Set problem: Copy out each line exactly; pictures stay out of the copy.
:: Data listing
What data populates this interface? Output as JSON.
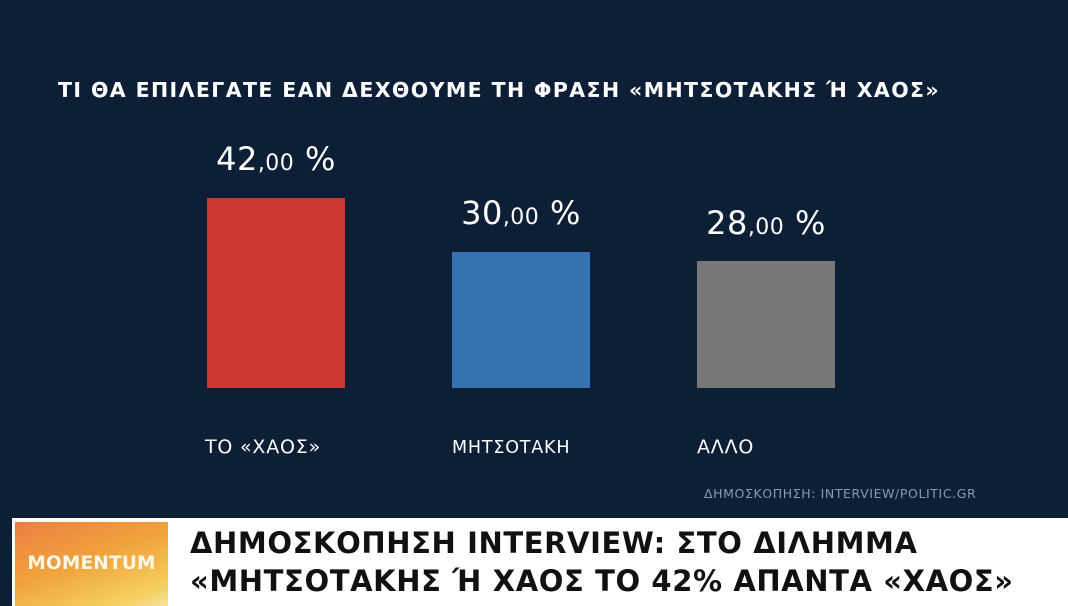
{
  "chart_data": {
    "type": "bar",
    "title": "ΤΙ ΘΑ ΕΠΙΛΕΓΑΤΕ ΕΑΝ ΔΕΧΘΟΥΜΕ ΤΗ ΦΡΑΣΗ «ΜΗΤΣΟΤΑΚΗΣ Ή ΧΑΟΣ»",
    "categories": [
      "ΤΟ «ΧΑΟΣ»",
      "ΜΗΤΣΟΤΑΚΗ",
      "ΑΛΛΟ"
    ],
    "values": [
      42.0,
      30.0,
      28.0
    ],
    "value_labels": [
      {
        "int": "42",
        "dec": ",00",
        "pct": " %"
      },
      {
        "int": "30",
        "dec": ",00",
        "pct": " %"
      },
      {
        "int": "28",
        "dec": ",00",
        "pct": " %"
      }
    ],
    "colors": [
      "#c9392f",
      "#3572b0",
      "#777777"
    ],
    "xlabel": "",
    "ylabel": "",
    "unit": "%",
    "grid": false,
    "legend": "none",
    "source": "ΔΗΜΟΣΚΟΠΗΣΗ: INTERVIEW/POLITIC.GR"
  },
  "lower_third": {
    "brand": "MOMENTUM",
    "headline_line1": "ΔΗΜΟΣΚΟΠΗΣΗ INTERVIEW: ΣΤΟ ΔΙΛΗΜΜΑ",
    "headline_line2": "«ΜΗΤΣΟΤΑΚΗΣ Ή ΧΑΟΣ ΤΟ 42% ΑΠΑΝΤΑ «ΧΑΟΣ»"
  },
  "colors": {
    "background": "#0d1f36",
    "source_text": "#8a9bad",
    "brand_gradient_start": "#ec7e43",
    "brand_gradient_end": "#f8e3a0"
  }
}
::::
Complete output:
What data populates this interface? Output as JSON.
{
  "chart_data": {
    "type": "bar",
    "title": "ΤΙ ΘΑ ΕΠΙΛΕΓΑΤΕ ΕΑΝ ΔΕΧΘΟΥΜΕ ΤΗ ΦΡΑΣΗ «ΜΗΤΣΟΤΑΚΗΣ Ή ΧΑΟΣ»",
    "categories": [
      "ΤΟ «ΧΑΟΣ»",
      "ΜΗΤΣΟΤΑΚΗ",
      "ΑΛΛΟ"
    ],
    "values": [
      42.0,
      30.0,
      28.0
    ],
    "value_labels": [
      {
        "int": "42",
        "dec": ",00",
        "pct": " %"
      },
      {
        "int": "30",
        "dec": ",00",
        "pct": " %"
      },
      {
        "int": "28",
        "dec": ",00",
        "pct": " %"
      }
    ],
    "colors": [
      "#c9392f",
      "#3572b0",
      "#777777"
    ],
    "xlabel": "",
    "ylabel": "",
    "unit": "%",
    "grid": false,
    "legend": "none",
    "source": "ΔΗΜΟΣΚΟΠΗΣΗ: INTERVIEW/POLITIC.GR"
  },
  "lower_third": {
    "brand": "MOMENTUM",
    "headline_line1": "ΔΗΜΟΣΚΟΠΗΣΗ INTERVIEW: ΣΤΟ ΔΙΛΗΜΜΑ",
    "headline_line2": "«ΜΗΤΣΟΤΑΚΗΣ Ή ΧΑΟΣ ΤΟ 42% ΑΠΑΝΤΑ «ΧΑΟΣ»"
  },
  "colors": {
    "background": "#0d1f36",
    "source_text": "#8a9bad",
    "brand_gradient_start": "#ec7e43",
    "brand_gradient_end": "#f8e3a0"
  }
}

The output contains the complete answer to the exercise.